→ Written request
Write out the records beneath this line exactly as they appear, minus any images.

------------------------------

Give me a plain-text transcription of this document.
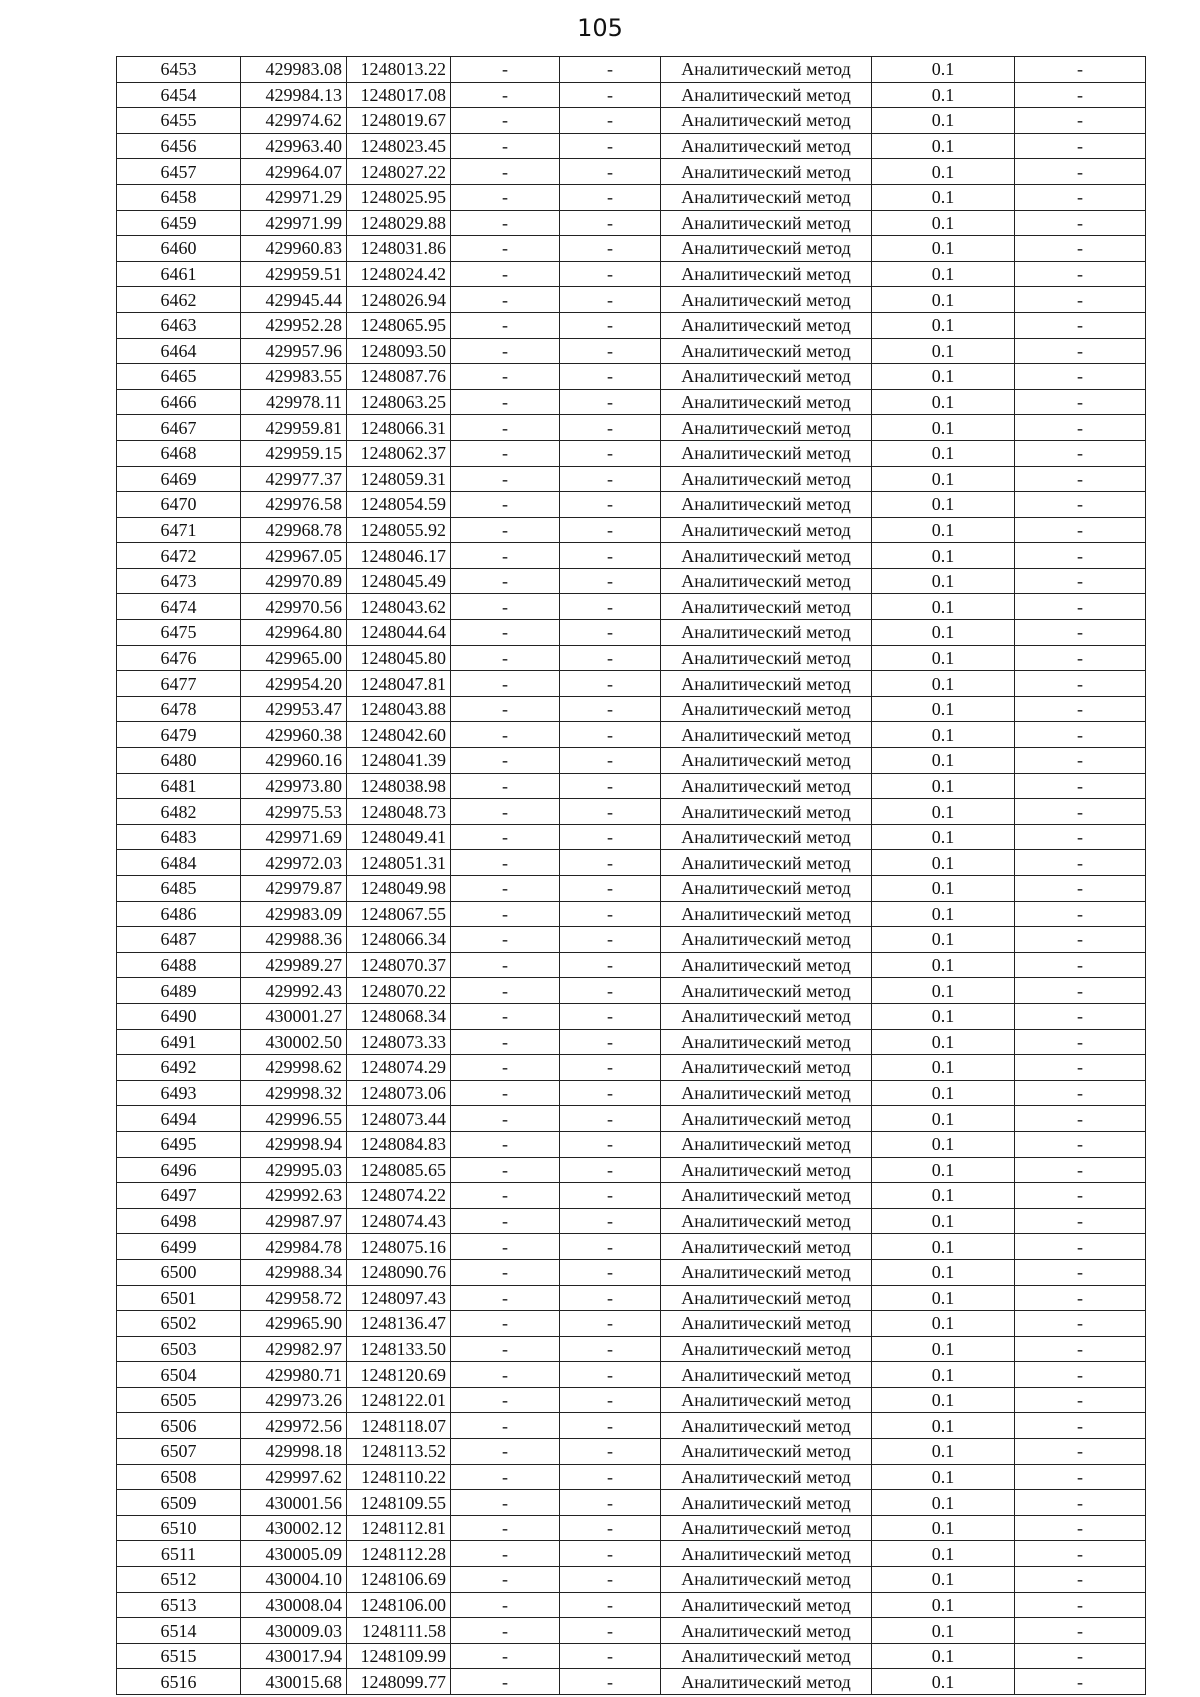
105
6453	429983.08	1248013.22	-	-	Аналитический метод	0.1	-
6454	429984.13	1248017.08	-	-	Аналитический метод	0.1	-
6455	429974.62	1248019.67	-	-	Аналитический метод	0.1	-
6456	429963.40	1248023.45	-	-	Аналитический метод	0.1	-
6457	429964.07	1248027.22	-	-	Аналитический метод	0.1	-
6458	429971.29	1248025.95	-	-	Аналитический метод	0.1	-
6459	429971.99	1248029.88	-	-	Аналитический метод	0.1	-
6460	429960.83	1248031.86	-	-	Аналитический метод	0.1	-
6461	429959.51	1248024.42	-	-	Аналитический метод	0.1	-
6462	429945.44	1248026.94	-	-	Аналитический метод	0.1	-
6463	429952.28	1248065.95	-	-	Аналитический метод	0.1	-
6464	429957.96	1248093.50	-	-	Аналитический метод	0.1	-
6465	429983.55	1248087.76	-	-	Аналитический метод	0.1	-
6466	429978.11	1248063.25	-	-	Аналитический метод	0.1	-
6467	429959.81	1248066.31	-	-	Аналитический метод	0.1	-
6468	429959.15	1248062.37	-	-	Аналитический метод	0.1	-
6469	429977.37	1248059.31	-	-	Аналитический метод	0.1	-
6470	429976.58	1248054.59	-	-	Аналитический метод	0.1	-
6471	429968.78	1248055.92	-	-	Аналитический метод	0.1	-
6472	429967.05	1248046.17	-	-	Аналитический метод	0.1	-
6473	429970.89	1248045.49	-	-	Аналитический метод	0.1	-
6474	429970.56	1248043.62	-	-	Аналитический метод	0.1	-
6475	429964.80	1248044.64	-	-	Аналитический метод	0.1	-
6476	429965.00	1248045.80	-	-	Аналитический метод	0.1	-
6477	429954.20	1248047.81	-	-	Аналитический метод	0.1	-
6478	429953.47	1248043.88	-	-	Аналитический метод	0.1	-
6479	429960.38	1248042.60	-	-	Аналитический метод	0.1	-
6480	429960.16	1248041.39	-	-	Аналитический метод	0.1	-
6481	429973.80	1248038.98	-	-	Аналитический метод	0.1	-
6482	429975.53	1248048.73	-	-	Аналитический метод	0.1	-
6483	429971.69	1248049.41	-	-	Аналитический метод	0.1	-
6484	429972.03	1248051.31	-	-	Аналитический метод	0.1	-
6485	429979.87	1248049.98	-	-	Аналитический метод	0.1	-
6486	429983.09	1248067.55	-	-	Аналитический метод	0.1	-
6487	429988.36	1248066.34	-	-	Аналитический метод	0.1	-
6488	429989.27	1248070.37	-	-	Аналитический метод	0.1	-
6489	429992.43	1248070.22	-	-	Аналитический метод	0.1	-
6490	430001.27	1248068.34	-	-	Аналитический метод	0.1	-
6491	430002.50	1248073.33	-	-	Аналитический метод	0.1	-
6492	429998.62	1248074.29	-	-	Аналитический метод	0.1	-
6493	429998.32	1248073.06	-	-	Аналитический метод	0.1	-
6494	429996.55	1248073.44	-	-	Аналитический метод	0.1	-
6495	429998.94	1248084.83	-	-	Аналитический метод	0.1	-
6496	429995.03	1248085.65	-	-	Аналитический метод	0.1	-
6497	429992.63	1248074.22	-	-	Аналитический метод	0.1	-
6498	429987.97	1248074.43	-	-	Аналитический метод	0.1	-
6499	429984.78	1248075.16	-	-	Аналитический метод	0.1	-
6500	429988.34	1248090.76	-	-	Аналитический метод	0.1	-
6501	429958.72	1248097.43	-	-	Аналитический метод	0.1	-
6502	429965.90	1248136.47	-	-	Аналитический метод	0.1	-
6503	429982.97	1248133.50	-	-	Аналитический метод	0.1	-
6504	429980.71	1248120.69	-	-	Аналитический метод	0.1	-
6505	429973.26	1248122.01	-	-	Аналитический метод	0.1	-
6506	429972.56	1248118.07	-	-	Аналитический метод	0.1	-
6507	429998.18	1248113.52	-	-	Аналитический метод	0.1	-
6508	429997.62	1248110.22	-	-	Аналитический метод	0.1	-
6509	430001.56	1248109.55	-	-	Аналитический метод	0.1	-
6510	430002.12	1248112.81	-	-	Аналитический метод	0.1	-
6511	430005.09	1248112.28	-	-	Аналитический метод	0.1	-
6512	430004.10	1248106.69	-	-	Аналитический метод	0.1	-
6513	430008.04	1248106.00	-	-	Аналитический метод	0.1	-
6514	430009.03	1248111.58	-	-	Аналитический метод	0.1	-
6515	430017.94	1248109.99	-	-	Аналитический метод	0.1	-
6516	430015.68	1248099.77	-	-	Аналитический метод	0.1	-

------------------------------

→ Task solution
Give me a plain-text transcription of this document.
105
6453	429983.08	1248013.22	-	-	Аналитический метод	0.1	-
6454	429984.13	1248017.08	-	-	Аналитический метод	0.1	-
6455	429974.62	1248019.67	-	-	Аналитический метод	0.1	-
6456	429963.40	1248023.45	-	-	Аналитический метод	0.1	-
6457	429964.07	1248027.22	-	-	Аналитический метод	0.1	-
6458	429971.29	1248025.95	-	-	Аналитический метод	0.1	-
6459	429971.99	1248029.88	-	-	Аналитический метод	0.1	-
6460	429960.83	1248031.86	-	-	Аналитический метод	0.1	-
6461	429959.51	1248024.42	-	-	Аналитический метод	0.1	-
6462	429945.44	1248026.94	-	-	Аналитический метод	0.1	-
6463	429952.28	1248065.95	-	-	Аналитический метод	0.1	-
6464	429957.96	1248093.50	-	-	Аналитический метод	0.1	-
6465	429983.55	1248087.76	-	-	Аналитический метод	0.1	-
6466	429978.11	1248063.25	-	-	Аналитический метод	0.1	-
6467	429959.81	1248066.31	-	-	Аналитический метод	0.1	-
6468	429959.15	1248062.37	-	-	Аналитический метод	0.1	-
6469	429977.37	1248059.31	-	-	Аналитический метод	0.1	-
6470	429976.58	1248054.59	-	-	Аналитический метод	0.1	-
6471	429968.78	1248055.92	-	-	Аналитический метод	0.1	-
6472	429967.05	1248046.17	-	-	Аналитический метод	0.1	-
6473	429970.89	1248045.49	-	-	Аналитический метод	0.1	-
6474	429970.56	1248043.62	-	-	Аналитический метод	0.1	-
6475	429964.80	1248044.64	-	-	Аналитический метод	0.1	-
6476	429965.00	1248045.80	-	-	Аналитический метод	0.1	-
6477	429954.20	1248047.81	-	-	Аналитический метод	0.1	-
6478	429953.47	1248043.88	-	-	Аналитический метод	0.1	-
6479	429960.38	1248042.60	-	-	Аналитический метод	0.1	-
6480	429960.16	1248041.39	-	-	Аналитический метод	0.1	-
6481	429973.80	1248038.98	-	-	Аналитический метод	0.1	-
6482	429975.53	1248048.73	-	-	Аналитический метод	0.1	-
6483	429971.69	1248049.41	-	-	Аналитический метод	0.1	-
6484	429972.03	1248051.31	-	-	Аналитический метод	0.1	-
6485	429979.87	1248049.98	-	-	Аналитический метод	0.1	-
6486	429983.09	1248067.55	-	-	Аналитический метод	0.1	-
6487	429988.36	1248066.34	-	-	Аналитический метод	0.1	-
6488	429989.27	1248070.37	-	-	Аналитический метод	0.1	-
6489	429992.43	1248070.22	-	-	Аналитический метод	0.1	-
6490	430001.27	1248068.34	-	-	Аналитический метод	0.1	-
6491	430002.50	1248073.33	-	-	Аналитический метод	0.1	-
6492	429998.62	1248074.29	-	-	Аналитический метод	0.1	-
6493	429998.32	1248073.06	-	-	Аналитический метод	0.1	-
6494	429996.55	1248073.44	-	-	Аналитический метод	0.1	-
6495	429998.94	1248084.83	-	-	Аналитический метод	0.1	-
6496	429995.03	1248085.65	-	-	Аналитический метод	0.1	-
6497	429992.63	1248074.22	-	-	Аналитический метод	0.1	-
6498	429987.97	1248074.43	-	-	Аналитический метод	0.1	-
6499	429984.78	1248075.16	-	-	Аналитический метод	0.1	-
6500	429988.34	1248090.76	-	-	Аналитический метод	0.1	-
6501	429958.72	1248097.43	-	-	Аналитический метод	0.1	-
6502	429965.90	1248136.47	-	-	Аналитический метод	0.1	-
6503	429982.97	1248133.50	-	-	Аналитический метод	0.1	-
6504	429980.71	1248120.69	-	-	Аналитический метод	0.1	-
6505	429973.26	1248122.01	-	-	Аналитический метод	0.1	-
6506	429972.56	1248118.07	-	-	Аналитический метод	0.1	-
6507	429998.18	1248113.52	-	-	Аналитический метод	0.1	-
6508	429997.62	1248110.22	-	-	Аналитический метод	0.1	-
6509	430001.56	1248109.55	-	-	Аналитический метод	0.1	-
6510	430002.12	1248112.81	-	-	Аналитический метод	0.1	-
6511	430005.09	1248112.28	-	-	Аналитический метод	0.1	-
6512	430004.10	1248106.69	-	-	Аналитический метод	0.1	-
6513	430008.04	1248106.00	-	-	Аналитический метод	0.1	-
6514	430009.03	1248111.58	-	-	Аналитический метод	0.1	-
6515	430017.94	1248109.99	-	-	Аналитический метод	0.1	-
6516	430015.68	1248099.77	-	-	Аналитический метод	0.1	-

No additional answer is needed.